Task instructions: Review the material line by line. Identify and copy every line that contains the string "Second".

Provided records:
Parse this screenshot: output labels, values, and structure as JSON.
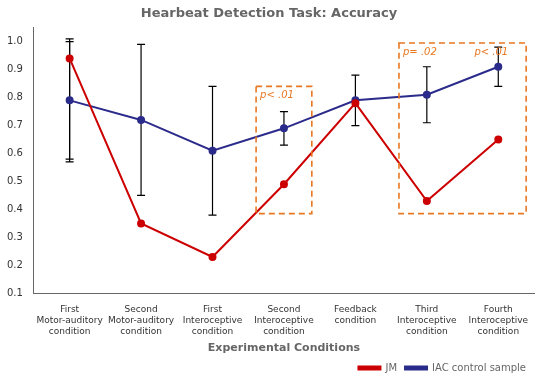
{
  "chart_data": {
    "type": "line",
    "title": "Hearbeat Detection Task: Accuracy",
    "xlabel": "Experimental Conditions",
    "categories": [
      "First\nMotor-auditory\ncondition",
      "Second\nMotor-auditory\ncondition",
      "First\nInteroceptive\ncondition",
      "Second\nInteroceptive\ncondition",
      "Feedback\ncondition",
      "Third\nInteroceptive\ncondition",
      "Fourth\nInteroceptive\ncondition"
    ],
    "series": [
      {
        "name": "JM",
        "color": "#cc0000",
        "marker": "circle",
        "values": [
          0.94,
          0.35,
          0.23,
          0.49,
          0.78,
          0.43,
          0.65
        ],
        "errors_upper": [
          0.07,
          0.0,
          0.0,
          0.0,
          0.0,
          0.0,
          0.0
        ],
        "errors_lower": [
          0.37,
          0.0,
          0.0,
          0.0,
          0.0,
          0.0,
          0.0
        ]
      },
      {
        "name": "IAC control sample",
        "color": "#2b2b8c",
        "marker": "circle",
        "values": [
          0.79,
          0.72,
          0.61,
          0.69,
          0.79,
          0.81,
          0.91
        ],
        "errors_upper": [
          0.21,
          0.27,
          0.23,
          0.06,
          0.09,
          0.1,
          0.07
        ],
        "errors_lower": [
          0.21,
          0.27,
          0.23,
          0.06,
          0.09,
          0.1,
          0.07
        ]
      }
    ],
    "ylim": [
      0.1,
      1.05
    ],
    "yticks": [
      0.1,
      0.2,
      0.3,
      0.4,
      0.5,
      0.6,
      0.7,
      0.8,
      0.9,
      {
        "value": 1,
        "label": "1.0"
      }
    ],
    "grid": false,
    "legend": "lower right",
    "annotations": [
      {
        "type": "box",
        "color": "#e87722",
        "line_style": "dashed",
        "from": "Second\nInteroceptive\ncondition",
        "to": "Second\nInteroceptive\ncondition",
        "yrange": [
          0.385,
          0.84
        ],
        "labels": [
          "p< .01"
        ]
      },
      {
        "type": "box",
        "color": "#e87722",
        "line_style": "dashed",
        "from": "Third\nInteroceptive\ncondition",
        "to": "Fourth\nInteroceptive\ncondition",
        "yrange": [
          0.385,
          0.995
        ],
        "labels": [
          "p= .02",
          "p< .01"
        ]
      }
    ]
  }
}
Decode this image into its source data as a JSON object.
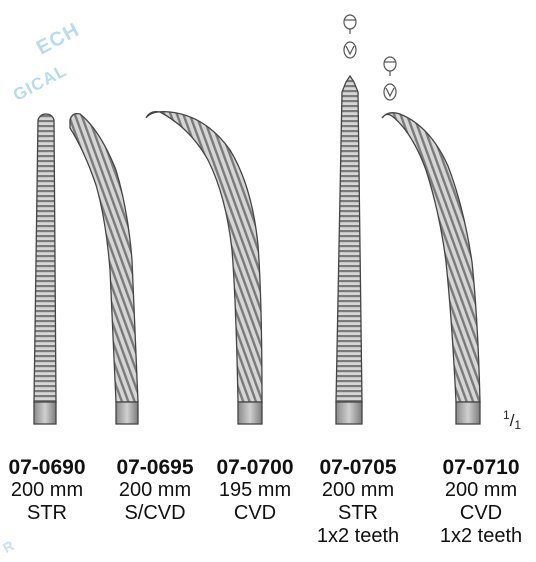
{
  "watermark": {
    "line1": "ECH",
    "line2": "GICAL",
    "line3": "R"
  },
  "scale_label": {
    "numerator": "1",
    "denominator": "1"
  },
  "instruments": [
    {
      "code": "07-0690",
      "length": "200 mm",
      "shape": "STR",
      "teeth": ""
    },
    {
      "code": "07-0695",
      "length": "200 mm",
      "shape": "S/CVD",
      "teeth": ""
    },
    {
      "code": "07-0700",
      "length": "195 mm",
      "shape": "CVD",
      "teeth": ""
    },
    {
      "code": "07-0705",
      "length": "200 mm",
      "shape": "STR",
      "teeth": "1x2 teeth"
    },
    {
      "code": "07-0710",
      "length": "200 mm",
      "shape": "CVD",
      "teeth": "1x2 teeth"
    }
  ],
  "colors": {
    "metal_light": "#d9d9d9",
    "metal_mid": "#9a9a9a",
    "metal_dark": "#555555",
    "watermark": "#9fd0ea"
  }
}
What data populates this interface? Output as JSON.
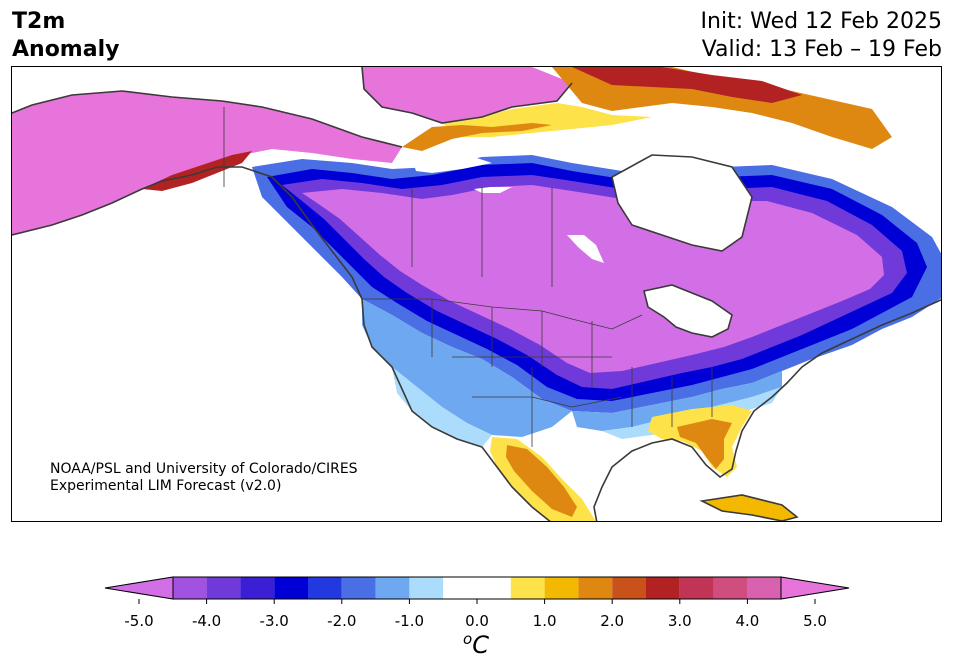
{
  "header": {
    "variable_line1": "T2m",
    "variable_line2": "Anomaly",
    "init": "Init: Wed 12 Feb 2025",
    "valid": "Valid: 13 Feb – 19 Feb"
  },
  "credit": {
    "line1": "NOAA/PSL and University of Colorado/CIRES",
    "line2": "Experimental LIM Forecast (v2.0)"
  },
  "colorbar": {
    "unit_symbol": "o",
    "unit_letter": "C",
    "ticks": [
      {
        "label": "-5.0",
        "value": -5.0
      },
      {
        "label": "-4.0",
        "value": -4.0
      },
      {
        "label": "-3.0",
        "value": -3.0
      },
      {
        "label": "-2.0",
        "value": -2.0
      },
      {
        "label": "-1.0",
        "value": -1.0
      },
      {
        "label": "0.0",
        "value": 0.0
      },
      {
        "label": "1.0",
        "value": 1.0
      },
      {
        "label": "2.0",
        "value": 2.0
      },
      {
        "label": "3.0",
        "value": 3.0
      },
      {
        "label": "4.0",
        "value": 4.0
      },
      {
        "label": "5.0",
        "value": 5.0
      }
    ],
    "range": [
      -5.0,
      5.0
    ],
    "bins": [
      {
        "from": -5.0,
        "to": -4.5,
        "color": "#d36fe6"
      },
      {
        "from": -4.5,
        "to": -4.0,
        "color": "#a252e0"
      },
      {
        "from": -4.0,
        "to": -3.5,
        "color": "#6f3ad9"
      },
      {
        "from": -3.5,
        "to": -3.0,
        "color": "#3a1fd4"
      },
      {
        "from": -3.0,
        "to": -2.5,
        "color": "#0000d6"
      },
      {
        "from": -2.5,
        "to": -2.0,
        "color": "#2239e0"
      },
      {
        "from": -2.0,
        "to": -1.5,
        "color": "#4a6ee4"
      },
      {
        "from": -1.5,
        "to": -1.0,
        "color": "#6ea8f0"
      },
      {
        "from": -1.0,
        "to": -0.5,
        "color": "#acdcfb"
      },
      {
        "from": -0.5,
        "to": 0.5,
        "color": "#ffffff"
      },
      {
        "from": 0.5,
        "to": 1.0,
        "color": "#fde24a"
      },
      {
        "from": 1.0,
        "to": 1.5,
        "color": "#f3b800"
      },
      {
        "from": 1.5,
        "to": 2.0,
        "color": "#de8812"
      },
      {
        "from": 2.0,
        "to": 2.5,
        "color": "#c8521a"
      },
      {
        "from": 2.5,
        "to": 3.0,
        "color": "#b32222"
      },
      {
        "from": 3.0,
        "to": 3.5,
        "color": "#c23455"
      },
      {
        "from": 3.5,
        "to": 4.0,
        "color": "#cf4d7f"
      },
      {
        "from": 4.0,
        "to": 4.5,
        "color": "#d962b0"
      },
      {
        "from": 4.5,
        "to": 5.0,
        "color": "#e674da"
      }
    ],
    "extend_low_color": "#d36fe6",
    "extend_high_color": "#e674da"
  },
  "map": {
    "region": "North America",
    "field_colors": {
      "very_warm": "#e674da",
      "cold_core": "#d36fe6",
      "cold_ring_1": "#a252e0",
      "cold_ring_2": "#3a1fd4",
      "cold_ring_3": "#0000d6",
      "cool_1": "#4a6ee4",
      "cool_2": "#6ea8f0",
      "cool_3": "#acdcfb",
      "warm_1": "#fde24a",
      "warm_2": "#f3b800",
      "warm_3": "#de8812",
      "warm_4": "#b32222",
      "coast": "#3a3a3a",
      "ocean": "#ffffff"
    }
  }
}
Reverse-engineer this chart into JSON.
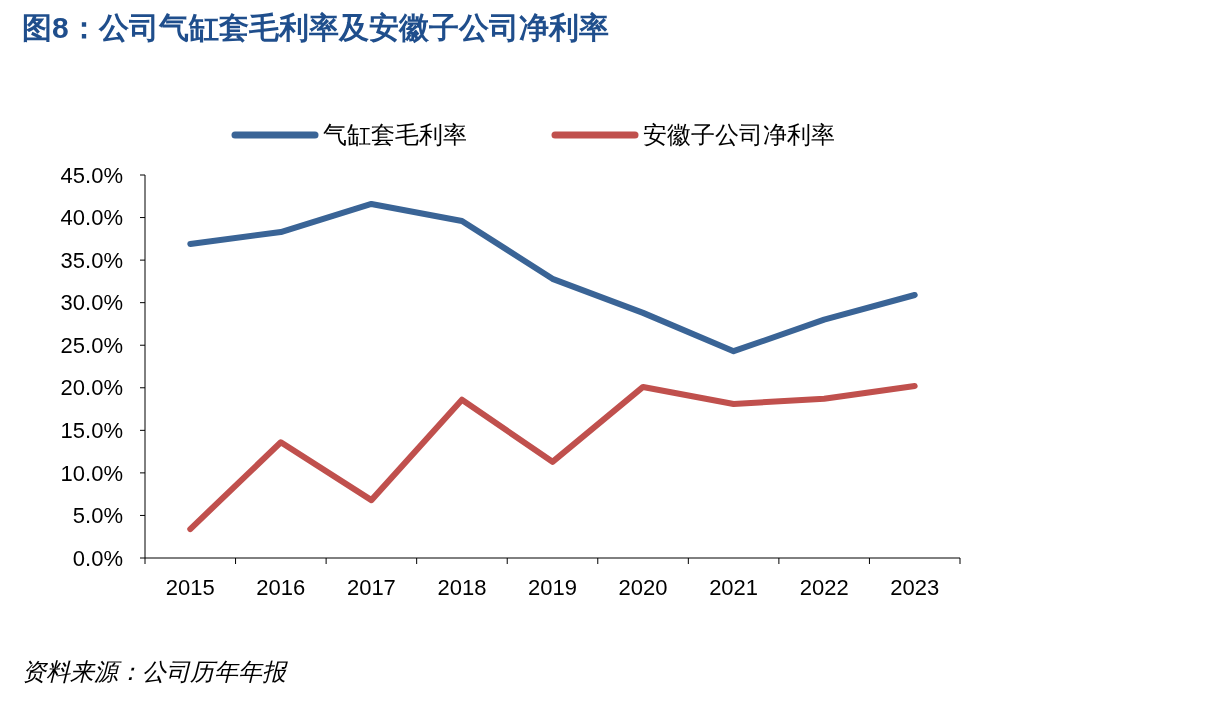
{
  "chart_data": {
    "type": "line",
    "title": "图8：公司气缸套毛利率及安徽子公司净利率",
    "categories": [
      "2015",
      "2016",
      "2017",
      "2018",
      "2019",
      "2020",
      "2021",
      "2022",
      "2023"
    ],
    "series": [
      {
        "name": "气缸套毛利率",
        "color": "#3a6496",
        "values": [
          36.9,
          38.3,
          41.6,
          39.6,
          32.8,
          28.8,
          24.3,
          28.0,
          30.9
        ]
      },
      {
        "name": "安徽子公司净利率",
        "color": "#c0504d",
        "values": [
          3.4,
          13.6,
          6.8,
          18.6,
          11.3,
          20.1,
          18.1,
          18.7,
          20.2
        ]
      }
    ],
    "ylim": [
      0,
      45
    ],
    "yticks": [
      {
        "value": 0,
        "label": "0.0%"
      },
      {
        "value": 5,
        "label": "5.0%"
      },
      {
        "value": 10,
        "label": "10.0%"
      },
      {
        "value": 15,
        "label": "15.0%"
      },
      {
        "value": 20,
        "label": "20.0%"
      },
      {
        "value": 25,
        "label": "25.0%"
      },
      {
        "value": 30,
        "label": "30.0%"
      },
      {
        "value": 35,
        "label": "35.0%"
      },
      {
        "value": 40,
        "label": "40.0%"
      },
      {
        "value": 45,
        "label": "45.0%"
      }
    ],
    "grid": false,
    "legend": "top",
    "marker": "none",
    "line_style": "solid",
    "annotations": [
      "资料来源：公司历年年报"
    ]
  }
}
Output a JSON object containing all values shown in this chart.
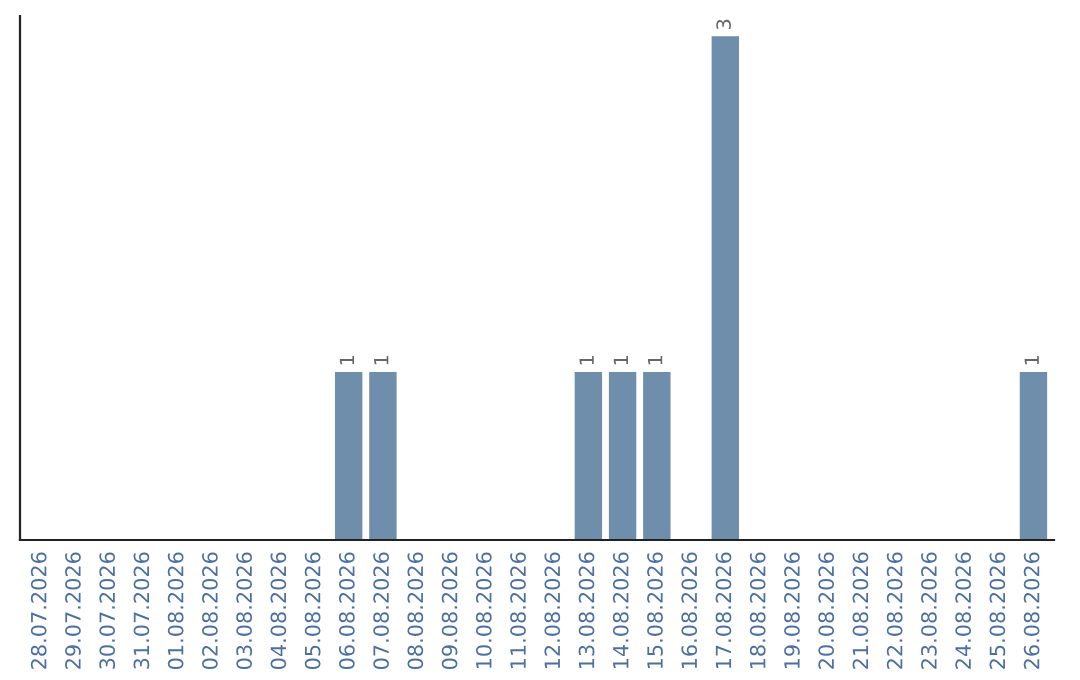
{
  "chart_data": {
    "type": "bar",
    "categories": [
      "28.07.2026",
      "29.07.2026",
      "30.07.2026",
      "31.07.2026",
      "01.08.2026",
      "02.08.2026",
      "03.08.2026",
      "04.08.2026",
      "05.08.2026",
      "06.08.2026",
      "07.08.2026",
      "08.08.2026",
      "09.08.2026",
      "10.08.2026",
      "11.08.2026",
      "12.08.2026",
      "13.08.2026",
      "14.08.2026",
      "15.08.2026",
      "16.08.2026",
      "17.08.2026",
      "18.08.2026",
      "19.08.2026",
      "20.08.2026",
      "21.08.2026",
      "22.08.2026",
      "23.08.2026",
      "24.08.2026",
      "25.08.2026",
      "26.08.2026"
    ],
    "values": [
      0,
      0,
      0,
      0,
      0,
      0,
      0,
      0,
      0,
      1,
      1,
      0,
      0,
      0,
      0,
      0,
      1,
      1,
      1,
      0,
      3,
      0,
      0,
      0,
      0,
      0,
      0,
      0,
      0,
      1
    ],
    "value_labels": [
      null,
      null,
      null,
      null,
      null,
      null,
      null,
      null,
      null,
      "1",
      "1",
      null,
      null,
      null,
      null,
      null,
      "1",
      "1",
      "1",
      null,
      "3",
      null,
      null,
      null,
      null,
      null,
      null,
      null,
      null,
      "1"
    ],
    "color": "#6e8eab",
    "tick_labels": "x",
    "grid": false,
    "legend": false
  }
}
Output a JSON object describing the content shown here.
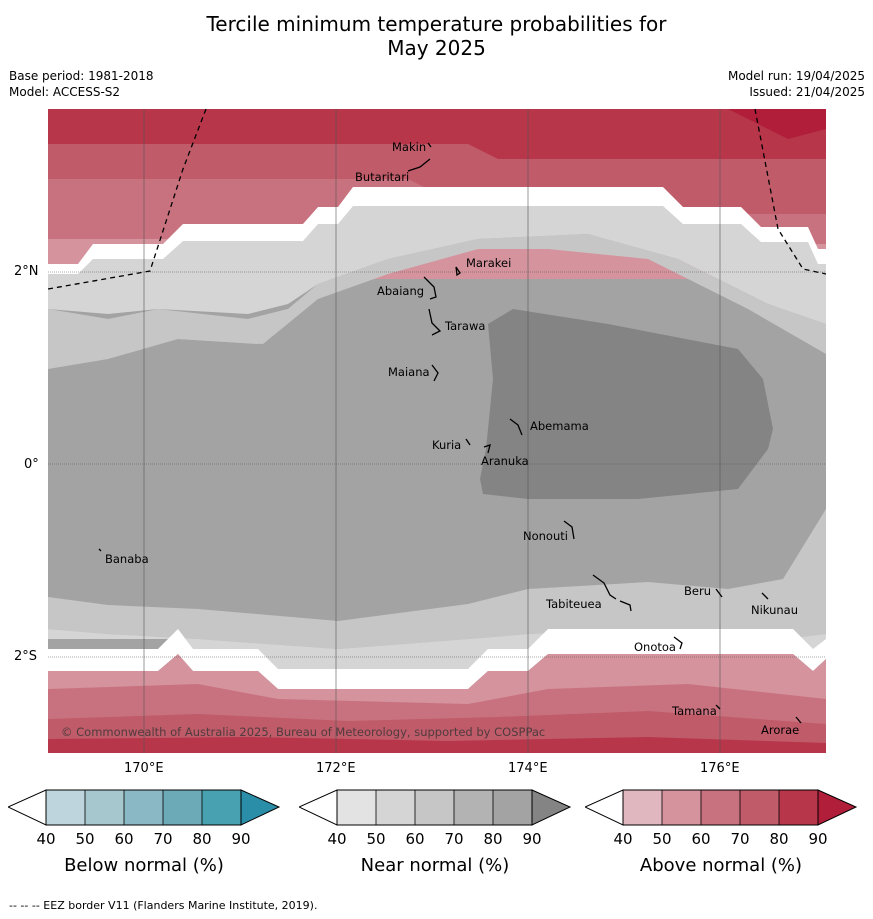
{
  "header": {
    "title_line1": "Tercile minimum temperature probabilities for",
    "title_line2": "May 2025",
    "base_period": "Base period: 1981-2018",
    "model": "Model: ACCESS-S2",
    "model_run": "Model run: 19/04/2025",
    "issued": "Issued: 21/04/2025"
  },
  "map": {
    "lat_labels": [
      "2°N",
      "0°",
      "2°S"
    ],
    "lon_labels": [
      "170°E",
      "172°E",
      "174°E",
      "176°E"
    ],
    "places": [
      "Makin",
      "Butaritari",
      "Marakei",
      "Abaiang",
      "Tarawa",
      "Maiana",
      "Abemama",
      "Kuria",
      "Aranuka",
      "Nonouti",
      "Banaba",
      "Tabiteuea",
      "Beru",
      "Nikunau",
      "Onotoa",
      "Tamana",
      "Arorae"
    ],
    "copyright": "© Commonwealth of Australia 2025, Bureau of Meteorology, supported by COSPPac",
    "colors": {
      "above": [
        "#e0b7be",
        "#d5939d",
        "#c9727f",
        "#c05b69",
        "#b73649",
        "#b01e3a"
      ],
      "near": [
        "#e3e3e3",
        "#d5d5d5",
        "#c6c6c6",
        "#b3b3b3",
        "#a3a3a3",
        "#848484"
      ],
      "below": [
        "#bed5de",
        "#a7c7cf",
        "#8ab8c4",
        "#6daab7",
        "#47a1b1",
        "#2a8ea8"
      ]
    }
  },
  "colorbars": [
    {
      "name": "below",
      "title": "Below normal (%)",
      "ticks": [
        "40",
        "50",
        "60",
        "70",
        "80",
        "90"
      ]
    },
    {
      "name": "near",
      "title": "Near normal (%)",
      "ticks": [
        "40",
        "50",
        "60",
        "70",
        "80",
        "90"
      ]
    },
    {
      "name": "above",
      "title": "Above normal (%)",
      "ticks": [
        "40",
        "50",
        "60",
        "70",
        "80",
        "90"
      ]
    }
  ],
  "footnote": "-- -- -- EEZ border V11 (Flanders Marine Institute, 2019)."
}
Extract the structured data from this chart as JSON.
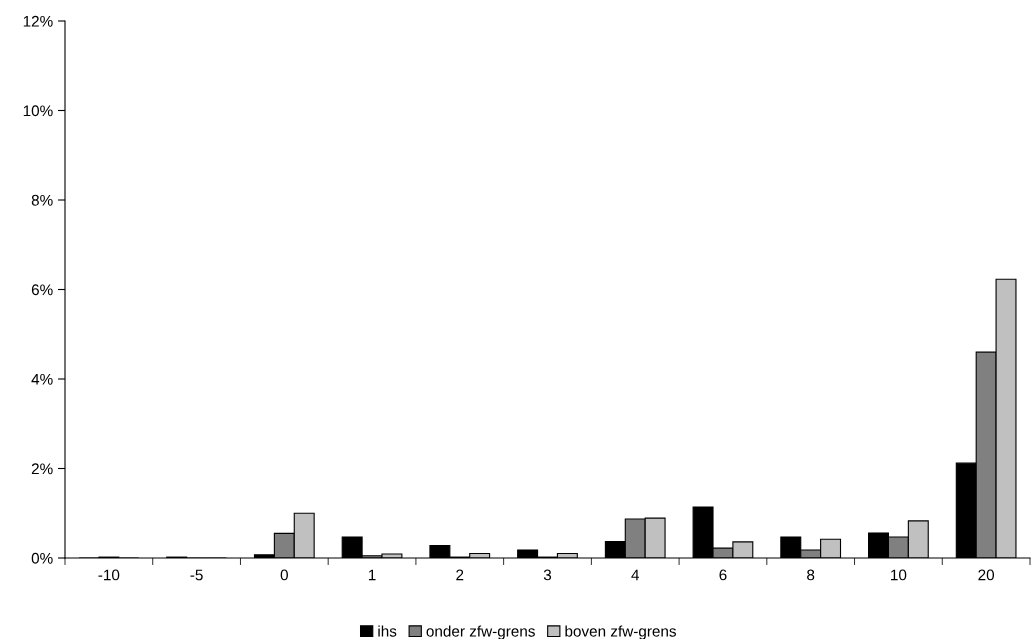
{
  "chart_data": {
    "type": "bar",
    "categories": [
      "-10",
      "-5",
      "0",
      "1",
      "2",
      "3",
      "4",
      "6",
      "8",
      "10",
      "20"
    ],
    "series": [
      {
        "name": "ihs",
        "color": "#000000",
        "values": [
          0,
          0.02,
          0.07,
          0.47,
          0.28,
          0.18,
          0.37,
          1.14,
          0.47,
          0.56,
          2.12
        ]
      },
      {
        "name": "onder zfw-grens",
        "color": "#808080",
        "values": [
          0.02,
          0,
          0.55,
          0.05,
          0.02,
          0.02,
          0.87,
          0.22,
          0.18,
          0.47,
          4.6
        ]
      },
      {
        "name": "boven zfw-grens",
        "color": "#c0c0c0",
        "values": [
          0,
          0,
          1.0,
          0.09,
          0.1,
          0.1,
          0.89,
          0.36,
          0.42,
          0.83,
          6.23
        ]
      }
    ],
    "ylim": [
      0,
      12
    ],
    "yticks": [
      {
        "value": 0,
        "label": "0%"
      },
      {
        "value": 2,
        "label": "2%"
      },
      {
        "value": 4,
        "label": "4%"
      },
      {
        "value": 6,
        "label": "6%"
      },
      {
        "value": 8,
        "label": "8%"
      },
      {
        "value": 10,
        "label": "10%"
      },
      {
        "value": 12,
        "label": "12%"
      }
    ],
    "grid": false,
    "legend": "bottom"
  }
}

Response:
      "Second\nMotor-auditory\ncondition",
      "Second\nInteroceptive\ncondition",
        "from": "Second\nInteroceptive\ncondition",
        "to": "Second\nInteroceptive\ncondition",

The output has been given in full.